**Instructions for the task**. Extract the data exactly, missing nothing.

**Task data**.
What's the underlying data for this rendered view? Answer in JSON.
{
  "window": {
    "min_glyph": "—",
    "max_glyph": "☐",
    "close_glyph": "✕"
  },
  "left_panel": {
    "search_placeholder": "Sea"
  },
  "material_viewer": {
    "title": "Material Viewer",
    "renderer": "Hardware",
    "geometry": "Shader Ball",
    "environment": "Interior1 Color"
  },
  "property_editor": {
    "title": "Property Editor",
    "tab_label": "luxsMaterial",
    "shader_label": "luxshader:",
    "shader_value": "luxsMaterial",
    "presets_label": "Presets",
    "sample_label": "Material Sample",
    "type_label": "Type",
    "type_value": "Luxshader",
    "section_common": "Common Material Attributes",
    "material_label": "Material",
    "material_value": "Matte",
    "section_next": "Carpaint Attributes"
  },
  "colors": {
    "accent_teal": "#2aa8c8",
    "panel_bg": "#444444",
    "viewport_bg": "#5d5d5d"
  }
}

**Solution for this task**.
What's the underlying data for this rendered view? Answer in JSON.
{
  "window": {
    "min_glyph": "—",
    "max_glyph": "☐",
    "close_glyph": "✕"
  },
  "left_panel": {
    "search_placeholder": "Sea"
  },
  "material_viewer": {
    "title": "Material Viewer",
    "renderer": "Hardware",
    "geometry": "Shader Ball",
    "environment": "Interior1 Color"
  },
  "property_editor": {
    "title": "Property Editor",
    "tab_label": "luxsMaterial",
    "shader_label": "luxshader:",
    "shader_value": "luxsMaterial",
    "presets_label": "Presets",
    "sample_label": "Material Sample",
    "type_label": "Type",
    "type_value": "Luxshader",
    "section_common": "Common Material Attributes",
    "material_label": "Material",
    "material_value": "Matte",
    "section_next": "Carpaint Attributes"
  },
  "colors": {
    "accent_teal": "#2aa8c8",
    "panel_bg": "#444444",
    "viewport_bg": "#5d5d5d"
  }
}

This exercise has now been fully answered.